» **Your assignment**: Would you copy all lines in the data that contain the word "comienzan"?

Collected data
+-------+

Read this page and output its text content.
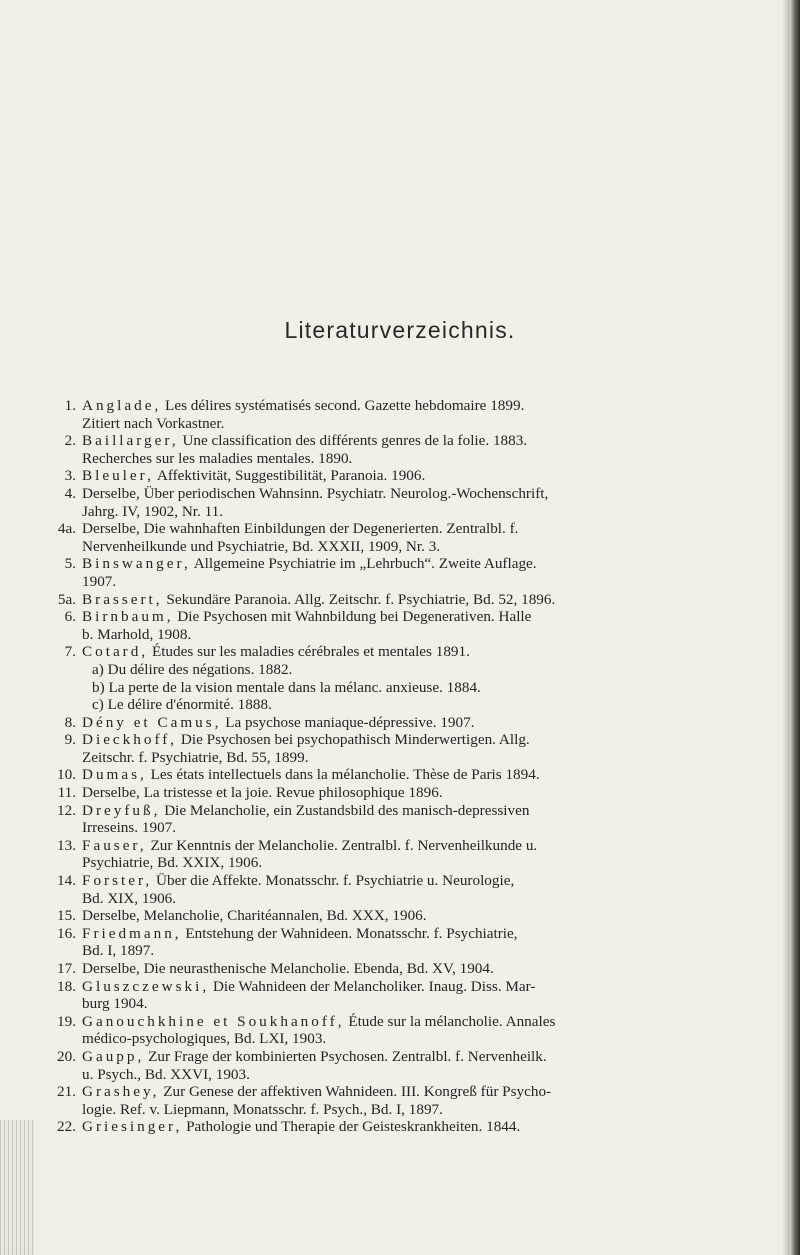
Literaturverzeichnis.
1. Anglade, Les délires systématisés second. Gazette hebdomaire 1899.
Zitiert nach Vorkastner.
2. Baillarger, Une classification des différents genres de la folie. 1883.
Recherches sur les maladies mentales. 1890.
3. Bleuler, Affektivität, Suggestibilität, Paranoia. 1906.
4. Derselbe, Über periodischen Wahnsinn. Psychiatr. Neurolog.-Wochenschrift,
Jahrg. IV, 1902, Nr. 11.
4a. Derselbe, Die wahnhaften Einbildungen der Degenerierten. Zentralbl. f.
Nervenheilkunde und Psychiatrie, Bd. XXXII, 1909, Nr. 3.
5. Binswanger, Allgemeine Psychiatrie im „Lehrbuch“. Zweite Auflage.
1907.
5a. Brassert, Sekundäre Paranoia. Allg. Zeitschr. f. Psychiatrie, Bd. 52, 1896.
6. Birnbaum, Die Psychosen mit Wahnbildung bei Degenerativen. Halle
b. Marhold, 1908.
7. Cotard, Études sur les maladies cérébrales et mentales 1891.
a) Du délire des négations. 1882.
b) La perte de la vision mentale dans la mélanc. anxieuse. 1884.
c) Le délire d'énormité. 1888.
8. Dény et Camus, La psychose maniaque-dépressive. 1907.
9. Dieckhoff, Die Psychosen bei psychopathisch Minderwertigen. Allg.
Zeitschr. f. Psychiatrie, Bd. 55, 1899.
10. Dumas, Les états intellectuels dans la mélancholie. Thèse de Paris 1894.
11. Derselbe, La tristesse et la joie. Revue philosophique 1896.
12. Dreyfuß, Die Melancholie, ein Zustandsbild des manisch-depressiven
Irreseins. 1907.
13. Fauser, Zur Kenntnis der Melancholie. Zentralbl. f. Nervenheilkunde u.
Psychiatrie, Bd. XXIX, 1906.
14. Forster, Über die Affekte. Monatsschr. f. Psychiatrie u. Neurologie,
Bd. XIX, 1906.
15. Derselbe, Melancholie, Charitéannalen, Bd. XXX, 1906.
16. Friedmann, Entstehung der Wahnideen. Monatsschr. f. Psychiatrie,
Bd. I, 1897.
17. Derselbe, Die neurasthenische Melancholie. Ebenda, Bd. XV, 1904.
18. Gluszczewski, Die Wahnideen der Melancholiker. Inaug. Diss. Mar-
burg 1904.
19. Ganouchkhine et Soukhanoff, Étude sur la mélancholie. Annales
médico-psychologiques, Bd. LXI, 1903.
20. Gaupp, Zur Frage der kombinierten Psychosen. Zentralbl. f. Nervenheilk.
u. Psych., Bd. XXVI, 1903.
21. Grashey, Zur Genese der affektiven Wahnideen. III. Kongreß für Psycho-
logie. Ref. v. Liepmann, Monatsschr. f. Psych., Bd. I, 1897.
22. Griesinger, Pathologie und Therapie der Geisteskrankheiten. 1844.
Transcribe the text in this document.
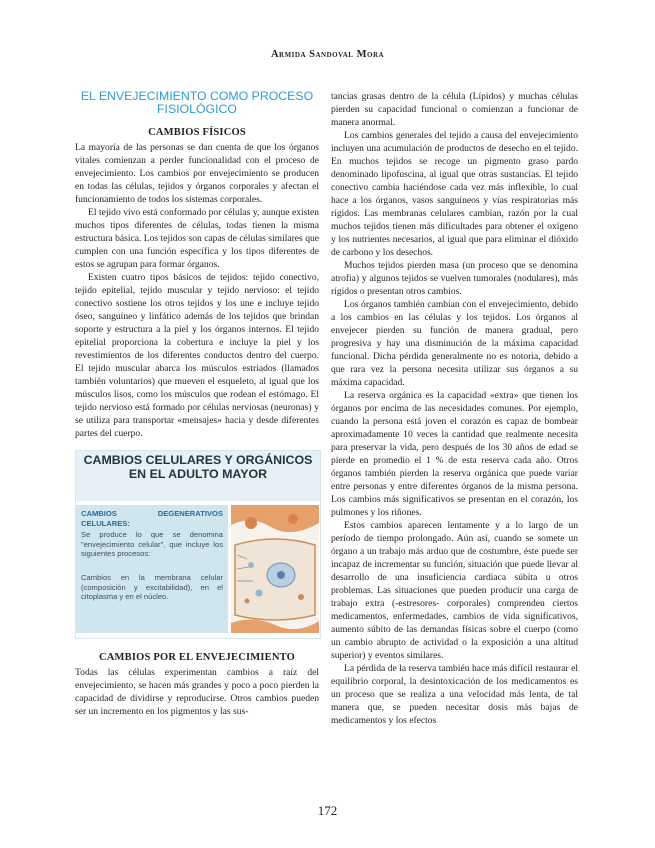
Armida Sandoval Mora
EL ENVEJECIMIENTO COMO PROCESO FISIOLÓGICO
CAMBIOS FÍSICOS

La mayoría de las personas se dan cuenta de que los órganos vitales comienzan a perder funcionalidad con el proceso de envejecimiento. Los cambios por envejecimiento se producen en todas las células, tejidos y órganos corporales y afectan el funcionamiento de todos los sistemas corporales.

El tejido vivo está conformado por células y, aunque existen muchos tipos diferentes de células, todas tienen la misma estructura básica. Los tejidos son capas de células similares que cumplen con una función específica y los tipos diferentes de estos se agrupan para formar órganos.

Existen cuatro tipos básicos de tejidos: tejido conectivo, tejido epitelial, tejido muscular y tejido nervioso: el tejido conectivo sostiene los otros tejidos y los une e incluye tejido óseo, sanguíneo y linfático además de los tejidos que brindan soporte y estructura a la piel y los órganos internos. El tejido epitelial proporciona la cobertura e incluye la piel y los revestimientos de los diferentes conductos dentro del cuerpo. El tejido muscular abarca los músculos estriados (llamados también voluntarios) que mueven el esqueleto, al igual que los músculos lisos, como los músculos que rodean el estómago. El tejido nervioso está formado por células nerviosas (neuronas) y se utiliza para transportar «mensajes» hacia y desde diferentes partes del cuerpo.

CAMBIOS CELULARES Y ORGÁNICOS EN EL ADULTO MAYOR
CAMBIOS DEGENERATIVOS CELULARES:
Se produce lo que se denomina "envejecimiento celular", que incluye los siguientes procesos:
Cambios en la membrana celular (composición y excitabilidad), en el citoplasma y en el núcleo.
CAMBIOS POR EL ENVEJECIMIENTO

Todas las células experimentan cambios a raíz del envejecimiento, se hacen más grandes y poco a poco pierden la capacidad de dividirse y reproducirse. Otros cambios pueden ser un incremento en los pigmentos y las sus-

tancias grasas dentro de la célula (Lípidos) y muchas células pierden su capacidad funcional o comienzan a funcionar de manera anormal.

Los cambios generales del tejido a causa del envejecimiento incluyen una acumulación de productos de desecho en el tejido. En muchos tejidos se recoge un pigmento graso pardo denominado lipofuscina, al igual que otras sustancias. El tejido conectivo cambia haciéndose cada vez más inflexible, lo cual hace a los órganos, vasos sanguíneos y vías respiratorias más rígidos. Las membranas celulares cambian, razón por la cual muchos tejidos tienen más dificultades para obtener el oxígeno y los nutrientes necesarios, al igual que para eliminar el dióxido de carbono y los desechos.

Muchos tejidos pierden masa (un proceso que se denomina atrofia) y algunos tejidos se vuelven tumorales (nodulares), más rígidos o presentan otros cambios.

Los órganos también cambian con el envejecimiento, debido a los cambios en las células y los tejidos. Los órganos al envejecer pierden su función de manera gradual, pero progresiva y hay una disminución de la máxima capacidad funcional. Dicha pérdida generalmente no es notoria, debido a que rara vez la persona necesita utilizar sus órganos a su máxima capacidad.

La reserva orgánica es la capacidad «extra» que tienen los órganos por encima de las necesidades comunes. Por ejemplo, cuando la persona está joven el corazón es capaz de bombear aproximadamente 10 veces la cantidad que realmente necesita para preservar la vida, pero después de los 30 años de edad se pierde en promedio el 1 % de esta reserva cada año. Otros órganos también pierden la reserva orgánica que puede variar entre personas y entre diferentes órganos de la misma persona. Los cambios más significativos se presentan en el corazón, los pulmones y los riñones.

Estos cambios aparecen lentamente y a lo largo de un período de tiempo prolongado. Aún así, cuando se somete un órgano a un trabajo más arduo que de costumbre, éste puede ser incapaz de incrementar su función, situación que puede llevar al desarrollo de una insuficiencia cardiaca súbita u otros problemas. Las situaciones que pueden producir una carga de trabajo extra (-estresores- corporales) comprenden ciertos medicamentos, enfermedades, cambios de vida significativos, aumento súbito de las demandas físicas sobre el cuerpo (como un cambio abrupto de actividad o la exposición a una altitud superior) y eventos similares.

La pérdida de la reserva también hace más difícil restaurar el equilibrio corporal, la desintoxicación de los medicamentos es un proceso que se realiza a una velocidad más lenta, de tal manera que, se pueden necesitar dosis más bajas de medicamentos y los efectos

172
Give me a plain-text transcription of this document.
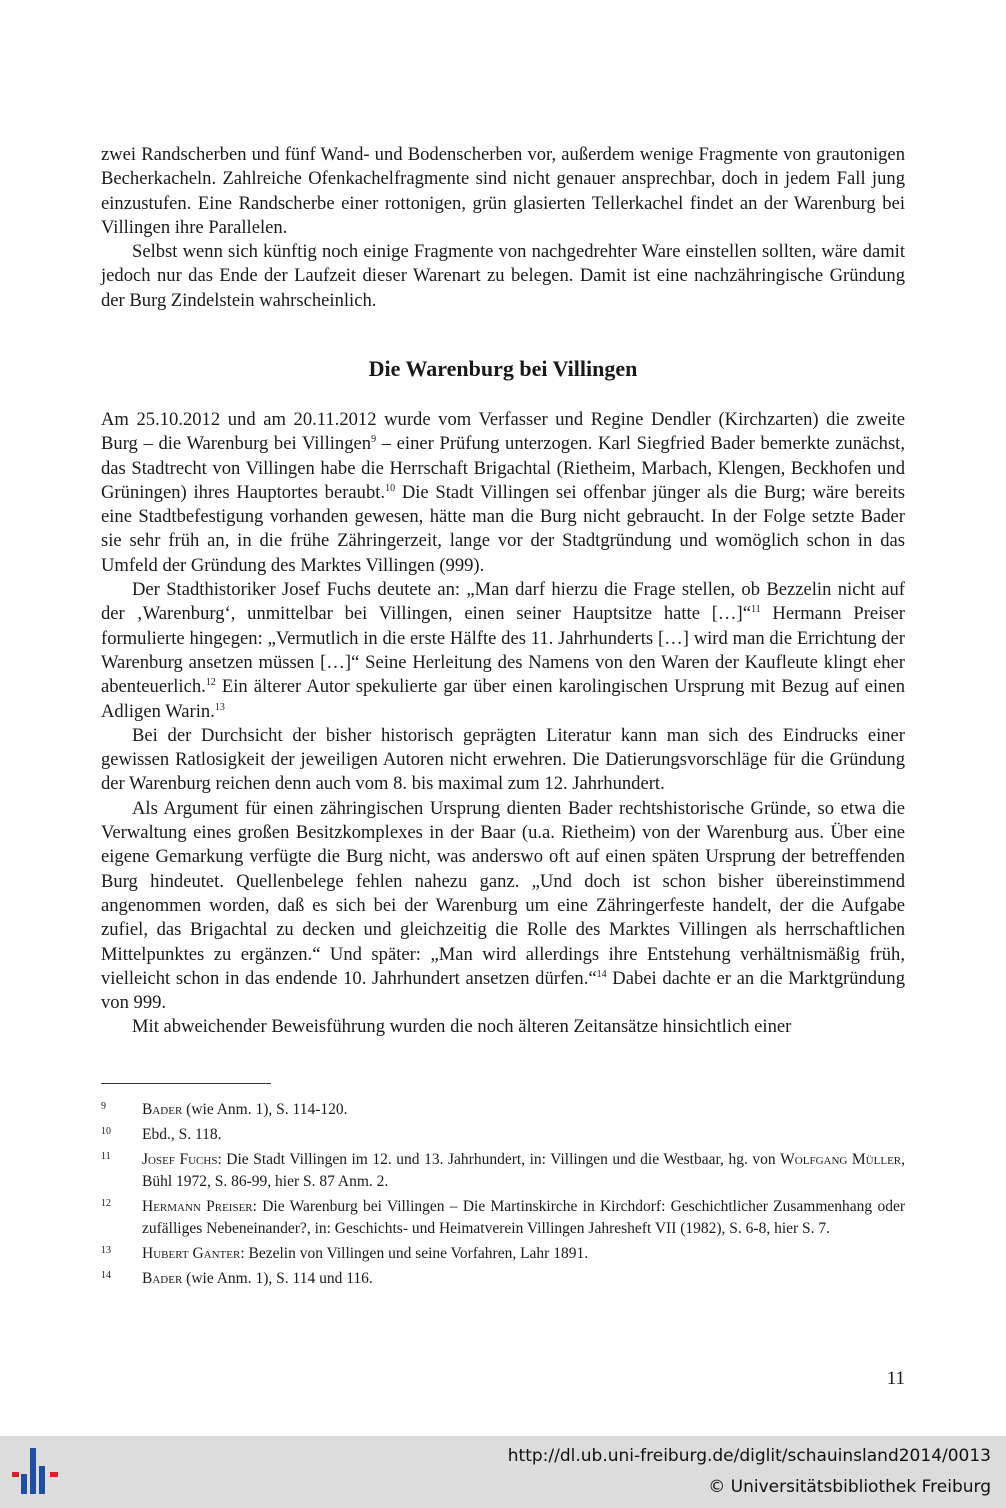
zwei Randscherben und fünf Wand- und Bodenscherben vor, außerdem wenige Fragmente von grautonigen Becherkacheln. Zahlreiche Ofenkachelfragmente sind nicht genauer ansprechbar, doch in jedem Fall jung einzustufen. Eine Randscherbe einer rottonigen, grün glasierten Tellerkachel findet an der Warenburg bei Villingen ihre Parallelen.

Selbst wenn sich künftig noch einige Fragmente von nachgedrehter Ware einstellen sollten, wäre damit jedoch nur das Ende der Laufzeit dieser Warenart zu belegen. Damit ist eine nachzähringische Gründung der Burg Zindelstein wahrscheinlich.

Die Warenburg bei Villingen

Am 25.10.2012 und am 20.11.2012 wurde vom Verfasser und Regine Dendler (Kirchzarten) die zweite Burg – die Warenburg bei Villingen$^9$ – einer Prüfung unterzogen. Karl Siegfried Bader bemerkte zunächst, das Stadtrecht von Villingen habe die Herrschaft Brigachtal (Rietheim, Marbach, Klengen, Beckhofen und Grüningen) ihres Hauptortes beraubt.$^{10}$ Die Stadt Villingen sei offenbar jünger als die Burg; wäre bereits eine Stadtbefestigung vorhanden gewesen, hätte man die Burg nicht gebraucht. In der Folge setzte Bader sie sehr früh an, in die frühe Zähringerzeit, lange vor der Stadtgründung und womöglich schon in das Umfeld der Gründung des Marktes Villingen (999).

Der Stadthistoriker Josef Fuchs deutete an: „Man darf hierzu die Frage stellen, ob Bezzelin nicht auf der ‚Warenburg‘, unmittelbar bei Villingen, einen seiner Hauptsitze hatte […]“$^{11}$ Hermann Preiser formulierte hingegen: „Vermutlich in die erste Hälfte des 11. Jahrhunderts […] wird man die Errichtung der Warenburg ansetzen müssen […]“ Seine Herleitung des Namens von den Waren der Kaufleute klingt eher abenteuerlich.$^{12}$ Ein älterer Autor spekulierte gar über einen karolingischen Ursprung mit Bezug auf einen Adligen Warin.$^{13}$

Bei der Durchsicht der bisher historisch geprägten Literatur kann man sich des Eindrucks einer gewissen Ratlosigkeit der jeweiligen Autoren nicht erwehren. Die Datierungsvorschläge für die Gründung der Warenburg reichen denn auch vom 8. bis maximal zum 12. Jahrhundert.

Als Argument für einen zähringischen Ursprung dienten Bader rechtshistorische Gründe, so etwa die Verwaltung eines großen Besitzkomplexes in der Baar (u.a. Rietheim) von der Warenburg aus. Über eine eigene Gemarkung verfügte die Burg nicht, was anderswo oft auf einen späten Ursprung der betreffenden Burg hindeutet. Quellenbelege fehlen nahezu ganz. „Und doch ist schon bisher übereinstimmend angenommen worden, daß es sich bei der Warenburg um eine Zähringerfeste handelt, der die Aufgabe zufiel, das Brigachtal zu decken und gleichzeitig die Rolle des Marktes Villingen als herrschaftlichen Mittelpunktes zu ergänzen.“ Und später: „Man wird allerdings ihre Entstehung verhältnismäßig früh, vielleicht schon in das endende 10. Jahrhundert ansetzen dürfen.“$^{14}$ Dabei dachte er an die Marktgründung von 999.

Mit abweichender Beweisführung wurden die noch älteren Zeitansätze hinsichtlich einer

9 Bader (wie Anm. 1), S. 114-120.
10 Ebd., S. 118.
11 Josef Fuchs: Die Stadt Villingen im 12. und 13. Jahrhundert, in: Villingen und die Westbaar, hg. von Wolfgang Müller, Bühl 1972, S. 86-99, hier S. 87 Anm. 2.
12 Hermann Preiser: Die Warenburg bei Villingen – Die Martinskirche in Kirchdorf: Geschichtlicher Zusammenhang oder zufälliges Nebeneinander?, in: Geschichts- und Heimatverein Villingen Jahresheft VII (1982), S. 6-8, hier S. 7.
13 Hubert Ganter: Bezelin von Villingen und seine Vorfahren, Lahr 1891.
14 Bader (wie Anm. 1), S. 114 und 116.
11
http://dl.ub.uni-freiburg.de/diglit/schauinsland2014/0013
© Universitätsbibliothek Freiburg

+-------+

» **Solved problem**:
La mayoría de las personas se dan cuenta de que los órganos vitales comienzan a perder funcionalidad con el proceso de envejecimiento. Los cambios por envejecimiento se producen en todas las células, tejidos y órganos corporales y afectan el funcionamiento de todos los sistemas corporales.
tancias grasas dentro de la célula (Lípidos) y muchas células pierden su capacidad funcional o comienzan a funcionar de manera anormal.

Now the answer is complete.